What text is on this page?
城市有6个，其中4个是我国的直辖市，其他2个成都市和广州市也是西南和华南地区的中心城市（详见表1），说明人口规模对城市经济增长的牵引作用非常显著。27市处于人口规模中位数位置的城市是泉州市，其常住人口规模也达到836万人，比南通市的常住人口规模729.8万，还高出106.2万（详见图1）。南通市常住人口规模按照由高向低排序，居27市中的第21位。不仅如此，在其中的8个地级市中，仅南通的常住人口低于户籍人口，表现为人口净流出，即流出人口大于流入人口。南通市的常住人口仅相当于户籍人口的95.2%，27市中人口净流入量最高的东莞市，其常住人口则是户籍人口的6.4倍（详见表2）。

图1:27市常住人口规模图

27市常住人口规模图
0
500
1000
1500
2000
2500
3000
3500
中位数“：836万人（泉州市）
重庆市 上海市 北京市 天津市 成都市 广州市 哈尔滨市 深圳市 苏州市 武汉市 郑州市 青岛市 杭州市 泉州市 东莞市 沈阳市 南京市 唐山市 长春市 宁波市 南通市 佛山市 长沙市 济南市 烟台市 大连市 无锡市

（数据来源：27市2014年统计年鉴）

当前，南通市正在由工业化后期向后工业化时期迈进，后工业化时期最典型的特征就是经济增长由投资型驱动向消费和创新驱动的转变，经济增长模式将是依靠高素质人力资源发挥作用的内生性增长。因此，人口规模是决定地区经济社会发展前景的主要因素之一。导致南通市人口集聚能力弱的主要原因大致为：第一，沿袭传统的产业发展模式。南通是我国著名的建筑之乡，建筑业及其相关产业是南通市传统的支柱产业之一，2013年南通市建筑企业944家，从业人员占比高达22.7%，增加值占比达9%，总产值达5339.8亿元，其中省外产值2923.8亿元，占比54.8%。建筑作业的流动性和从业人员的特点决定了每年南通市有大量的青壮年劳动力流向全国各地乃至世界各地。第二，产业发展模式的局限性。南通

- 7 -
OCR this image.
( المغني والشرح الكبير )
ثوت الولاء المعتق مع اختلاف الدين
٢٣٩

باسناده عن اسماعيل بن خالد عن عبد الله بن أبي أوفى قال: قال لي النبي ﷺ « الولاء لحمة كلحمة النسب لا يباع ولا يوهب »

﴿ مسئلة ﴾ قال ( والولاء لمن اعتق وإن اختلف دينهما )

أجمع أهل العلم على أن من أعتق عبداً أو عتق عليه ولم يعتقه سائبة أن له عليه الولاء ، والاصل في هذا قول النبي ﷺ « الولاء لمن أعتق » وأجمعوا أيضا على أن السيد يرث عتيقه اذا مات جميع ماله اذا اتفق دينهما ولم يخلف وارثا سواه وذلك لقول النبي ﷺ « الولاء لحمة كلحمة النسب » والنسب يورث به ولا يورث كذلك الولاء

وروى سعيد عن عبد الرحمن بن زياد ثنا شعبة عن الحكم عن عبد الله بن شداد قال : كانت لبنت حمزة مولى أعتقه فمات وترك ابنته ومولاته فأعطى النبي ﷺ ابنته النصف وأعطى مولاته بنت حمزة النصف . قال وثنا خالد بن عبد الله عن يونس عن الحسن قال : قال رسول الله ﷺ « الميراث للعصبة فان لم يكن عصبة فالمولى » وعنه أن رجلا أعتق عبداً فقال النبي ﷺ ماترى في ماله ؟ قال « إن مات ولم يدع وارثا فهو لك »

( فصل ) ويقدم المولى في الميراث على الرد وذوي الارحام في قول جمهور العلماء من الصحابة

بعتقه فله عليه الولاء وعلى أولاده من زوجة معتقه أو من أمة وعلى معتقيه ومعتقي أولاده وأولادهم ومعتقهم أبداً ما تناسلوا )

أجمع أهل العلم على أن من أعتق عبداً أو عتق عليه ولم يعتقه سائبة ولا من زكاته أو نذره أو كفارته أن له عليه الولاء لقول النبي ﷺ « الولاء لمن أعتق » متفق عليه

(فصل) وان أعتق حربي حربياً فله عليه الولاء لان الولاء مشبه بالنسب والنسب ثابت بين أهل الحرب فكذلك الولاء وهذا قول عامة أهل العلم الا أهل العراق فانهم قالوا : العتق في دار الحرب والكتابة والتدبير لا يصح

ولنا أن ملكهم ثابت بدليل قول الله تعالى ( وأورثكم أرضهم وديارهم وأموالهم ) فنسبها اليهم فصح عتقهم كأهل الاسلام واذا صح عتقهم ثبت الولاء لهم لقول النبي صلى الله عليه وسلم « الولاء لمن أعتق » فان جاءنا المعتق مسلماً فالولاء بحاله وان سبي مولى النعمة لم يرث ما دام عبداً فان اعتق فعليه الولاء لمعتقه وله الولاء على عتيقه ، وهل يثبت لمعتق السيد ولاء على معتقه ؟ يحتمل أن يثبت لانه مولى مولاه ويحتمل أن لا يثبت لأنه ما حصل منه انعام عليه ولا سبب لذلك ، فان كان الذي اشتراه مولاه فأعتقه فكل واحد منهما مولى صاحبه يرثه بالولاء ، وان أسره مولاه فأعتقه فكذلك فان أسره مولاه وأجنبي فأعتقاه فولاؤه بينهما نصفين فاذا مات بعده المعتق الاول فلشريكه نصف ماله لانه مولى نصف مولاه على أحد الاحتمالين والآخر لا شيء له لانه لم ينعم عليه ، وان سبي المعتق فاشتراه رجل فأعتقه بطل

——————————

Exercise aim
Show every line where the string "سائبة" appears.

Answer to this exercise
أجمع أهل العلم على أن من أعتق عبداً أو عتق عليه ولم يعتقه سائبة أن له عليه الولاء ، والاصل في هذا قول النبي ﷺ « الولاء لمن أعتق » وأجمعوا أيضا على أن السيد يرث عتيقه اذا مات جميع ماله اذا اتفق دينهما ولم يخلف وارثا سواه وذلك لقول النبي ﷺ « الولاء لحمة كلحمة النسب » والنسب يورث به ولا يورث كذلك الولاء
أجمع أهل العلم على أن من أعتق عبداً أو عتق عليه ولم يعتقه سائبة ولا من زكاته أو نذره أو كفارته أن له عليه الولاء لقول النبي ﷺ « الولاء لمن أعتق » متفق عليه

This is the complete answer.